[Data records]:

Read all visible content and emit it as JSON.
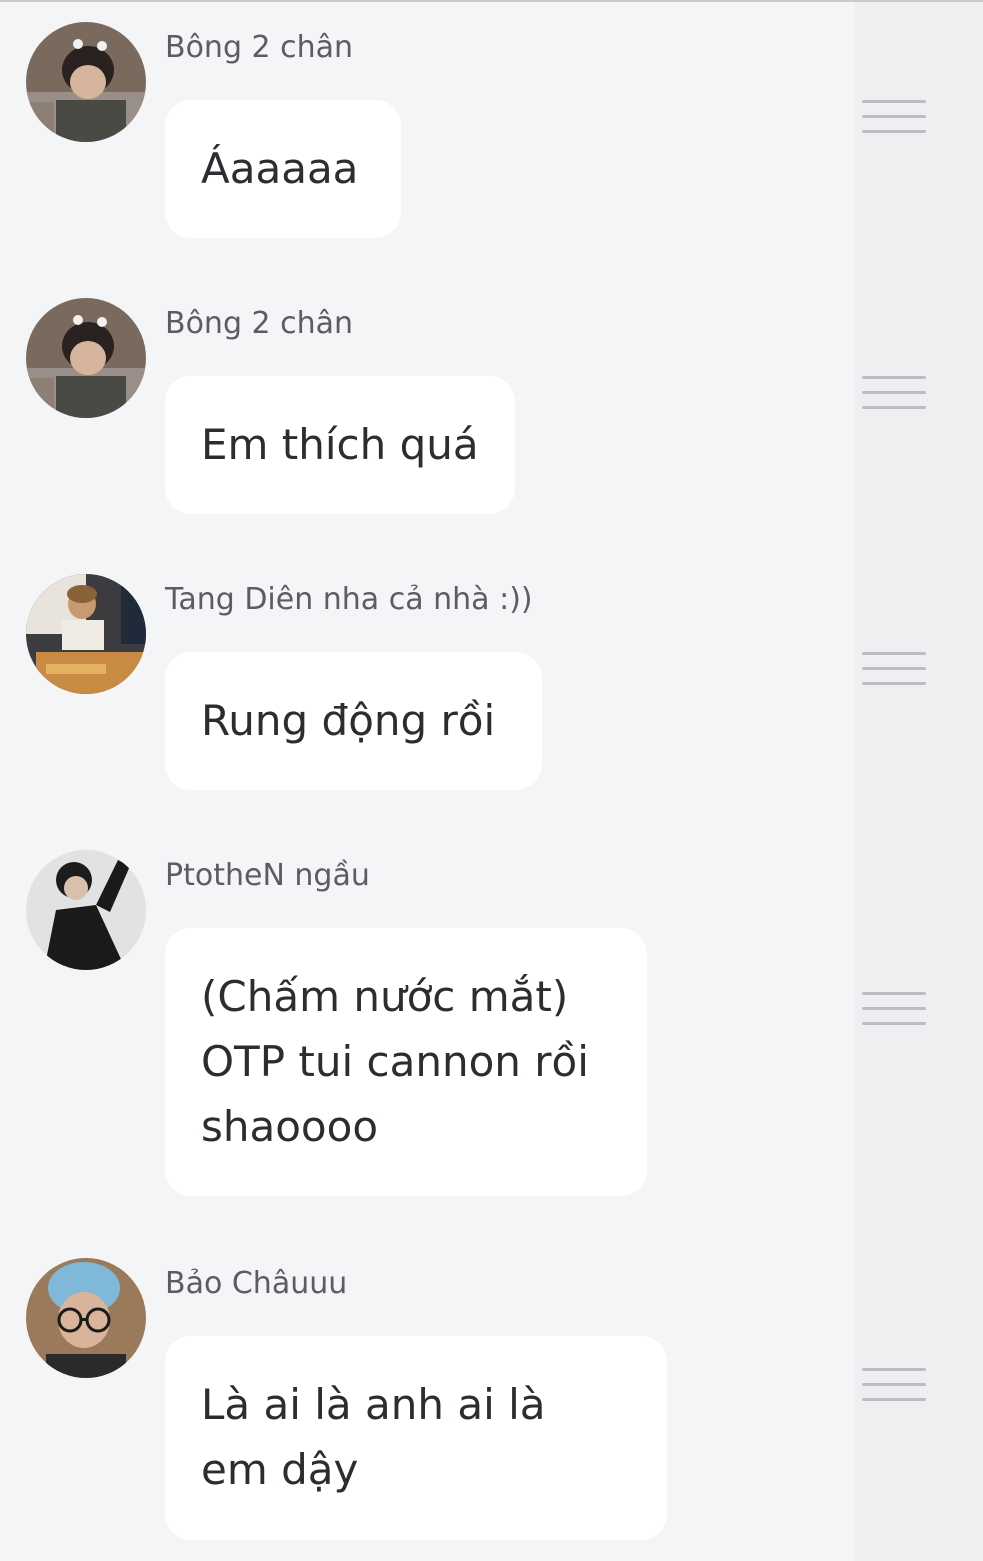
{
  "comments": [
    {
      "author": "Bông 2 chân",
      "avatar_icon": "user-avatar-photo",
      "text": "Áaaaaa",
      "menu_icon": "hamburger-menu-icon"
    },
    {
      "author": "Bông 2 chân",
      "avatar_icon": "user-avatar-photo",
      "text": "Em thích quá",
      "menu_icon": "hamburger-menu-icon"
    },
    {
      "author": "Tang Diên nha cả nhà :))",
      "avatar_icon": "user-avatar-photo",
      "text": "Rung động rồi",
      "menu_icon": "hamburger-menu-icon"
    },
    {
      "author": "PtotheN ngầu",
      "avatar_icon": "user-avatar-photo",
      "text": "(Chấm nước mắt)\nOTP tui cannon rồi\nshaoooo",
      "menu_icon": "hamburger-menu-icon"
    },
    {
      "author": "Bảo Châuuu",
      "avatar_icon": "user-avatar-photo",
      "text": "Là ai là anh ai là\nem dậy",
      "menu_icon": "hamburger-menu-icon"
    }
  ],
  "colors": {
    "background": "#f4f5f7",
    "side_strip": "#eeeff1",
    "bubble": "#ffffff",
    "text": "#2b2d31",
    "author": "#5b5d62",
    "menu_lines": "#bcbec2"
  }
}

[Short exercise]: Set down the material exactly, every line of it, except for the pictures.

[Written solution]:
Read all visible content and emit it as JSON.
{
  "comments": [
    {
      "author": "Bông 2 chân",
      "avatar_icon": "user-avatar-photo",
      "text": "Áaaaaa",
      "menu_icon": "hamburger-menu-icon"
    },
    {
      "author": "Bông 2 chân",
      "avatar_icon": "user-avatar-photo",
      "text": "Em thích quá",
      "menu_icon": "hamburger-menu-icon"
    },
    {
      "author": "Tang Diên nha cả nhà :))",
      "avatar_icon": "user-avatar-photo",
      "text": "Rung động rồi",
      "menu_icon": "hamburger-menu-icon"
    },
    {
      "author": "PtotheN ngầu",
      "avatar_icon": "user-avatar-photo",
      "text": "(Chấm nước mắt)\nOTP tui cannon rồi\nshaoooo",
      "menu_icon": "hamburger-menu-icon"
    },
    {
      "author": "Bảo Châuuu",
      "avatar_icon": "user-avatar-photo",
      "text": "Là ai là anh ai là\nem dậy",
      "menu_icon": "hamburger-menu-icon"
    }
  ],
  "colors": {
    "background": "#f4f5f7",
    "side_strip": "#eeeff1",
    "bubble": "#ffffff",
    "text": "#2b2d31",
    "author": "#5b5d62",
    "menu_lines": "#bcbec2"
  }
}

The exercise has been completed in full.